▶ **TASK BRIEF**:
Everything in the listing except the pictures should be written out exactly.

▶ **EXERCISE DATA**:
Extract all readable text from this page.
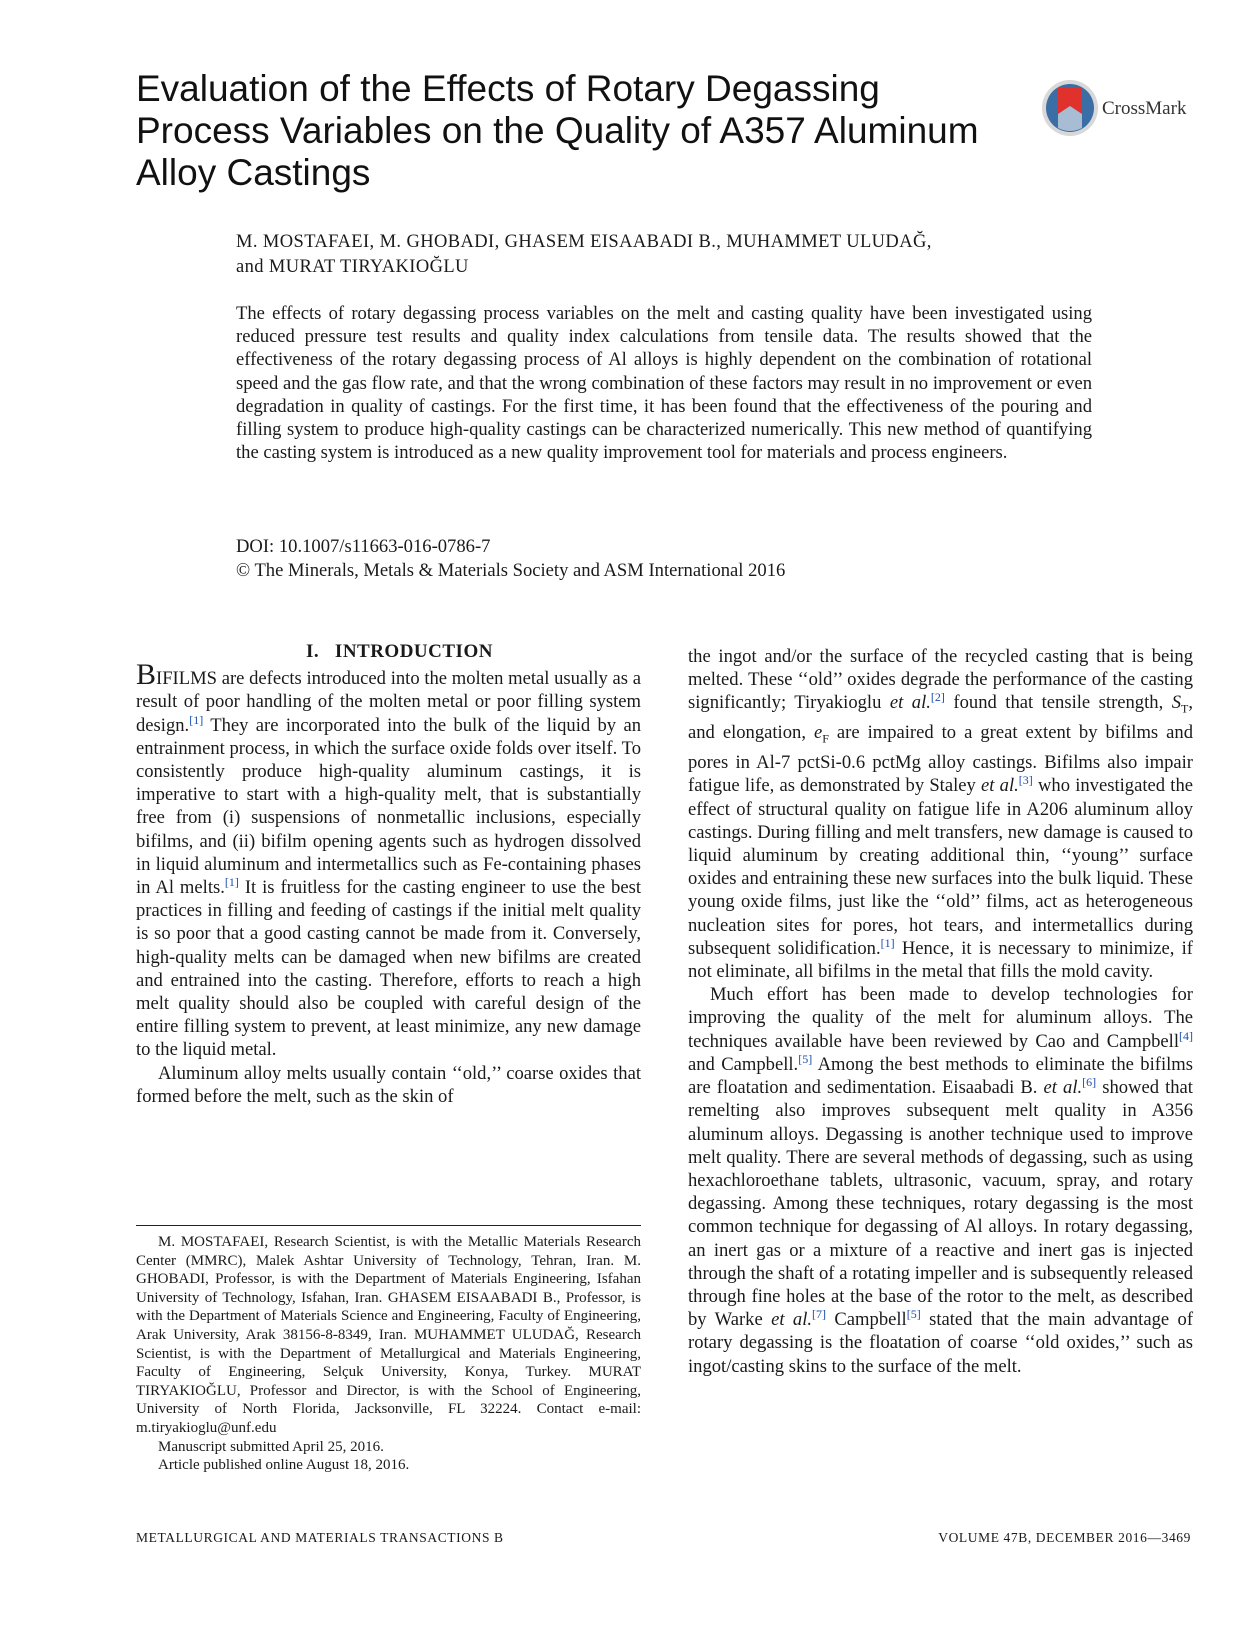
Evaluation of the Effects of Rotary Degassing
Process Variables on the Quality of A357 Aluminum
Alloy Castings
CrossMark
M. MOSTAFAEI, M. GHOBADI, GHASEM EISAABADI B., MUHAMMET ULUDAĞ,
and MURAT TIRYAKIOĞLU
The effects of rotary degassing process variables on the melt and casting quality have been investigated using reduced pressure test results and quality index calculations from tensile data. The results showed that the effectiveness of the rotary degassing process of Al alloys is highly dependent on the combination of rotational speed and the gas flow rate, and that the wrong combination of these factors may result in no improvement or even degradation in quality of castings. For the first time, it has been found that the effectiveness of the pouring and filling system to produce high-quality castings can be characterized numerically. This new method of quantifying the casting system is introduced as a new quality improvement tool for materials and process engineers.
DOI: 10.1007/s11663-016-0786-7
© The Minerals, Metals & Materials Society and ASM International 2016

I.   INTRODUCTION

BIFILMS are defects introduced into the molten metal usually as a result of poor handling of the molten metal or poor filling system design.[1] They are incorporated into the bulk of the liquid by an entrainment process, in which the surface oxide folds over itself. To consistently produce high-quality aluminum castings, it is imperative to start with a high-quality melt, that is substantially free from (i) suspensions of nonmetallic inclusions, especially bifilms, and (ii) bifilm opening agents such as hydrogen dissolved in liquid aluminum and intermetallics such as Fe-containing phases in Al melts.[1] It is fruitless for the casting engineer to use the best practices in filling and feeding of castings if the initial melt quality is so poor that a good casting cannot be made from it. Conversely, high-quality melts can be damaged when new bifilms are created and entrained into the casting. Therefore, efforts to reach a high melt quality should also be coupled with careful design of the entire filling system to prevent, at least minimize, any new damage to the liquid metal.

Aluminum alloy melts usually contain ‘‘old,’’ coarse oxides that formed before the melt, such as the skin of

M. MOSTAFAEI, Research Scientist, is with the Metallic Materials Research Center (MMRC), Malek Ashtar University of Technology, Tehran, Iran. M. GHOBADI, Professor, is with the Department of Materials Engineering, Isfahan University of Technology, Isfahan, Iran. GHASEM EISAABADI B., Professor, is with the Department of Materials Science and Engineering, Faculty of Engineering, Arak University, Arak 38156-8-8349, Iran. MUHAMMET ULUDAĞ, Research Scientist, is with the Department of Metallurgical and Materials Engineering, Faculty of Engineering, Selçuk University, Konya, Turkey. MURAT TIRYAKIOĞLU, Professor and Director, is with the School of Engineering, University of North Florida, Jacksonville, FL 32224. Contact e-mail: m.tiryakioglu@unf.edu

Manuscript submitted April 25, 2016.

Article published online August 18, 2016.

the ingot and/or the surface of the recycled casting that is being melted. These ‘‘old’’ oxides degrade the performance of the casting significantly; Tiryakioglu et al.[2] found that tensile strength, $S_T$, and elongation, $e_F$ are impaired to a great extent by bifilms and pores in Al-7 pctSi-0.6 pctMg alloy castings. Bifilms also impair fatigue life, as demonstrated by Staley et al.[3] who investigated the effect of structural quality on fatigue life in A206 aluminum alloy castings. During filling and melt transfers, new damage is caused to liquid aluminum by creating additional thin, ‘‘young’’ surface oxides and entraining these new surfaces into the bulk liquid. These young oxide films, just like the ‘‘old’’ films, act as heterogeneous nucleation sites for pores, hot tears, and intermetallics during subsequent solidification.[1] Hence, it is necessary to minimize, if not eliminate, all bifilms in the metal that fills the mold cavity.

Much effort has been made to develop technologies for improving the quality of the melt for aluminum alloys. The techniques available have been reviewed by Cao and Campbell[4] and Campbell.[5] Among the best methods to eliminate the bifilms are floatation and sedimentation. Eisaabadi B. et al.[6] showed that remelting also improves subsequent melt quality in A356 aluminum alloys. Degassing is another technique used to improve melt quality. There are several methods of degassing, such as using hexachloroethane tablets, ultrasonic, vacuum, spray, and rotary degassing. Among these techniques, rotary degassing is the most common technique for degassing of Al alloys. In rotary degassing, an inert gas or a mixture of a reactive and inert gas is injected through the shaft of a rotating impeller and is subsequently released through fine holes at the base of the rotor to the melt, as described by Warke et al.[7] Campbell[5] stated that the main advantage of rotary degassing is the floatation of coarse ‘‘old oxides,’’ such as ingot/casting skins to the surface of the melt.

METALLURGICAL AND MATERIALS TRANSACTIONS B	VOLUME 47B, DECEMBER 2016—3469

▶ **COMPLETED EXERCISE**:
Extract all readable text from this page.
Evaluation of the Effects of Rotary Degassing
Process Variables on the Quality of A357 Aluminum
Alloy Castings
CrossMark
M. MOSTAFAEI, M. GHOBADI, GHASEM EISAABADI B., MUHAMMET ULUDAĞ,
and MURAT TIRYAKIOĞLU
The effects of rotary degassing process variables on the melt and casting quality have been investigated using reduced pressure test results and quality index calculations from tensile data. The results showed that the effectiveness of the rotary degassing process of Al alloys is highly dependent on the combination of rotational speed and the gas flow rate, and that the wrong combination of these factors may result in no improvement or even degradation in quality of castings. For the first time, it has been found that the effectiveness of the pouring and filling system to produce high-quality castings can be characterized numerically. This new method of quantifying the casting system is introduced as a new quality improvement tool for materials and process engineers.
DOI: 10.1007/s11663-016-0786-7
© The Minerals, Metals & Materials Society and ASM International 2016

I.   INTRODUCTION

BIFILMS are defects introduced into the molten metal usually as a result of poor handling of the molten metal or poor filling system design.[1] They are incorporated into the bulk of the liquid by an entrainment process, in which the surface oxide folds over itself. To consistently produce high-quality aluminum castings, it is imperative to start with a high-quality melt, that is substantially free from (i) suspensions of nonmetallic inclusions, especially bifilms, and (ii) bifilm opening agents such as hydrogen dissolved in liquid aluminum and intermetallics such as Fe-containing phases in Al melts.[1] It is fruitless for the casting engineer to use the best practices in filling and feeding of castings if the initial melt quality is so poor that a good casting cannot be made from it. Conversely, high-quality melts can be damaged when new bifilms are created and entrained into the casting. Therefore, efforts to reach a high melt quality should also be coupled with careful design of the entire filling system to prevent, at least minimize, any new damage to the liquid metal.

Aluminum alloy melts usually contain ‘‘old,’’ coarse oxides that formed before the melt, such as the skin of

M. MOSTAFAEI, Research Scientist, is with the Metallic Materials Research Center (MMRC), Malek Ashtar University of Technology, Tehran, Iran. M. GHOBADI, Professor, is with the Department of Materials Engineering, Isfahan University of Technology, Isfahan, Iran. GHASEM EISAABADI B., Professor, is with the Department of Materials Science and Engineering, Faculty of Engineering, Arak University, Arak 38156-8-8349, Iran. MUHAMMET ULUDAĞ, Research Scientist, is with the Department of Metallurgical and Materials Engineering, Faculty of Engineering, Selçuk University, Konya, Turkey. MURAT TIRYAKIOĞLU, Professor and Director, is with the School of Engineering, University of North Florida, Jacksonville, FL 32224. Contact e-mail: m.tiryakioglu@unf.edu

Manuscript submitted April 25, 2016.

Article published online August 18, 2016.

the ingot and/or the surface of the recycled casting that is being melted. These ‘‘old’’ oxides degrade the performance of the casting significantly; Tiryakioglu et al.[2] found that tensile strength, $S_T$, and elongation, $e_F$ are impaired to a great extent by bifilms and pores in Al-7 pctSi-0.6 pctMg alloy castings. Bifilms also impair fatigue life, as demonstrated by Staley et al.[3] who investigated the effect of structural quality on fatigue life in A206 aluminum alloy castings. During filling and melt transfers, new damage is caused to liquid aluminum by creating additional thin, ‘‘young’’ surface oxides and entraining these new surfaces into the bulk liquid. These young oxide films, just like the ‘‘old’’ films, act as heterogeneous nucleation sites for pores, hot tears, and intermetallics during subsequent solidification.[1] Hence, it is necessary to minimize, if not eliminate, all bifilms in the metal that fills the mold cavity.

Much effort has been made to develop technologies for improving the quality of the melt for aluminum alloys. The techniques available have been reviewed by Cao and Campbell[4] and Campbell.[5] Among the best methods to eliminate the bifilms are floatation and sedimentation. Eisaabadi B. et al.[6] showed that remelting also improves subsequent melt quality in A356 aluminum alloys. Degassing is another technique used to improve melt quality. There are several methods of degassing, such as using hexachloroethane tablets, ultrasonic, vacuum, spray, and rotary degassing. Among these techniques, rotary degassing is the most common technique for degassing of Al alloys. In rotary degassing, an inert gas or a mixture of a reactive and inert gas is injected through the shaft of a rotating impeller and is subsequently released through fine holes at the base of the rotor to the melt, as described by Warke et al.[7] Campbell[5] stated that the main advantage of rotary degassing is the floatation of coarse ‘‘old oxides,’’ such as ingot/casting skins to the surface of the melt.

METALLURGICAL AND MATERIALS TRANSACTIONS B	VOLUME 47B, DECEMBER 2016—3469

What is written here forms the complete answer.